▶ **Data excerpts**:
____________________
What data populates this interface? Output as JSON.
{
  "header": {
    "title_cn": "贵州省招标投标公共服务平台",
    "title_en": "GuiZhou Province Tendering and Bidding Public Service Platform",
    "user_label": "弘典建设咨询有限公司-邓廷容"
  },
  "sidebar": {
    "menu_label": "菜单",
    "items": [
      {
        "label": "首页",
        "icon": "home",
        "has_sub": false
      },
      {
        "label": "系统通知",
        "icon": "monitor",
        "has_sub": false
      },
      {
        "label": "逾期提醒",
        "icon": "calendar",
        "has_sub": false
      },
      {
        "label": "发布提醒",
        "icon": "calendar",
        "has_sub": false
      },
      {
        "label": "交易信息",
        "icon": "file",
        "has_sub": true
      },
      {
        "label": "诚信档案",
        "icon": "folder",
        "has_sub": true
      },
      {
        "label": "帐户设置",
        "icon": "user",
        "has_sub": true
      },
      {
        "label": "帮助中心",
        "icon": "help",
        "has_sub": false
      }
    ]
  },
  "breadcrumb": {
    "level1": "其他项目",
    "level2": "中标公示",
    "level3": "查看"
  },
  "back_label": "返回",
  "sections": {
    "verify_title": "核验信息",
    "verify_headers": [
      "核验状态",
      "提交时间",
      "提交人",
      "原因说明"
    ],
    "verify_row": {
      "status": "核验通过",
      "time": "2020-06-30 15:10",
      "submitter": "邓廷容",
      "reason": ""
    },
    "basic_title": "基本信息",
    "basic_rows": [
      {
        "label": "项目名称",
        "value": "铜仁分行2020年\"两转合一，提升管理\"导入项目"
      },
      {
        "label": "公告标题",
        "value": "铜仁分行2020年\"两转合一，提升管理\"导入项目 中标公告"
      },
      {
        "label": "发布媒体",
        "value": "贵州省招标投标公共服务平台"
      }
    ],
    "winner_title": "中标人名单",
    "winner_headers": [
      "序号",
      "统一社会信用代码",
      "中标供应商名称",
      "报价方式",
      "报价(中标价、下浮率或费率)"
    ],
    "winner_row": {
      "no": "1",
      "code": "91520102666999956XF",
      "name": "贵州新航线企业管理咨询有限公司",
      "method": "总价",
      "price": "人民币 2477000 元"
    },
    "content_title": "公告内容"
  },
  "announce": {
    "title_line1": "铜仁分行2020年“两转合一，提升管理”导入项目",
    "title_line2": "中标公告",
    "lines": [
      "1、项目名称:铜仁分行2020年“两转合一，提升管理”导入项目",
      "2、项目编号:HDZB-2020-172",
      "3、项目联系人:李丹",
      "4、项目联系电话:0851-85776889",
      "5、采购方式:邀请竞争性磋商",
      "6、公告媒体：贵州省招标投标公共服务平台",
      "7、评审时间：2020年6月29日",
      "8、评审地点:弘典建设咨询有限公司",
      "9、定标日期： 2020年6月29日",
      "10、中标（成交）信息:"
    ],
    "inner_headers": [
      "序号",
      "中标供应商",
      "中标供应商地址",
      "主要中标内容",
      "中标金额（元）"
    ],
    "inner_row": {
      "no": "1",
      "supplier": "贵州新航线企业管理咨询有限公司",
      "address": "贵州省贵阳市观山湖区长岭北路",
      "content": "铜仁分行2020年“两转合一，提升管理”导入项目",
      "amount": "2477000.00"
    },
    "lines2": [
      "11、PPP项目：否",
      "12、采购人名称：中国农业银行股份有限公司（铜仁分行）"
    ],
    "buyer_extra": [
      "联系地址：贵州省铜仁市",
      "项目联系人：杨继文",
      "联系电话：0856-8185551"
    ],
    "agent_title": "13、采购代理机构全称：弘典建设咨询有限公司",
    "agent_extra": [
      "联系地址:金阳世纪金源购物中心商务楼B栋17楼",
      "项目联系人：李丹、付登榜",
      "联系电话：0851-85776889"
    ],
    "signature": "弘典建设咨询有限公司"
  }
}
____________________
▶ **Short exercise**:
Write out the complete set of records exactly as given.

▶ **Answer to the task**:
What data populates this interface? Output as JSON.
{
  "header": {
    "title_cn": "贵州省招标投标公共服务平台",
    "title_en": "GuiZhou Province Tendering and Bidding Public Service Platform",
    "user_label": "弘典建设咨询有限公司-邓廷容"
  },
  "sidebar": {
    "menu_label": "菜单",
    "items": [
      {
        "label": "首页",
        "icon": "home",
        "has_sub": false
      },
      {
        "label": "系统通知",
        "icon": "monitor",
        "has_sub": false
      },
      {
        "label": "逾期提醒",
        "icon": "calendar",
        "has_sub": false
      },
      {
        "label": "发布提醒",
        "icon": "calendar",
        "has_sub": false
      },
      {
        "label": "交易信息",
        "icon": "file",
        "has_sub": true
      },
      {
        "label": "诚信档案",
        "icon": "folder",
        "has_sub": true
      },
      {
        "label": "帐户设置",
        "icon": "user",
        "has_sub": true
      },
      {
        "label": "帮助中心",
        "icon": "help",
        "has_sub": false
      }
    ]
  },
  "breadcrumb": {
    "level1": "其他项目",
    "level2": "中标公示",
    "level3": "查看"
  },
  "back_label": "返回",
  "sections": {
    "verify_title": "核验信息",
    "verify_headers": [
      "核验状态",
      "提交时间",
      "提交人",
      "原因说明"
    ],
    "verify_row": {
      "status": "核验通过",
      "time": "2020-06-30 15:10",
      "submitter": "邓廷容",
      "reason": ""
    },
    "basic_title": "基本信息",
    "basic_rows": [
      {
        "label": "项目名称",
        "value": "铜仁分行2020年\"两转合一，提升管理\"导入项目"
      },
      {
        "label": "公告标题",
        "value": "铜仁分行2020年\"两转合一，提升管理\"导入项目 中标公告"
      },
      {
        "label": "发布媒体",
        "value": "贵州省招标投标公共服务平台"
      }
    ],
    "winner_title": "中标人名单",
    "winner_headers": [
      "序号",
      "统一社会信用代码",
      "中标供应商名称",
      "报价方式",
      "报价(中标价、下浮率或费率)"
    ],
    "winner_row": {
      "no": "1",
      "code": "91520102666999956XF",
      "name": "贵州新航线企业管理咨询有限公司",
      "method": "总价",
      "price": "人民币 2477000 元"
    },
    "content_title": "公告内容"
  },
  "announce": {
    "title_line1": "铜仁分行2020年“两转合一，提升管理”导入项目",
    "title_line2": "中标公告",
    "lines": [
      "1、项目名称:铜仁分行2020年“两转合一，提升管理”导入项目",
      "2、项目编号:HDZB-2020-172",
      "3、项目联系人:李丹",
      "4、项目联系电话:0851-85776889",
      "5、采购方式:邀请竞争性磋商",
      "6、公告媒体：贵州省招标投标公共服务平台",
      "7、评审时间：2020年6月29日",
      "8、评审地点:弘典建设咨询有限公司",
      "9、定标日期： 2020年6月29日",
      "10、中标（成交）信息:"
    ],
    "inner_headers": [
      "序号",
      "中标供应商",
      "中标供应商地址",
      "主要中标内容",
      "中标金额（元）"
    ],
    "inner_row": {
      "no": "1",
      "supplier": "贵州新航线企业管理咨询有限公司",
      "address": "贵州省贵阳市观山湖区长岭北路",
      "content": "铜仁分行2020年“两转合一，提升管理”导入项目",
      "amount": "2477000.00"
    },
    "lines2": [
      "11、PPP项目：否",
      "12、采购人名称：中国农业银行股份有限公司（铜仁分行）"
    ],
    "buyer_extra": [
      "联系地址：贵州省铜仁市",
      "项目联系人：杨继文",
      "联系电话：0856-8185551"
    ],
    "agent_title": "13、采购代理机构全称：弘典建设咨询有限公司",
    "agent_extra": [
      "联系地址:金阳世纪金源购物中心商务楼B栋17楼",
      "项目联系人：李丹、付登榜",
      "联系电话：0851-85776889"
    ],
    "signature": "弘典建设咨询有限公司"
  }
}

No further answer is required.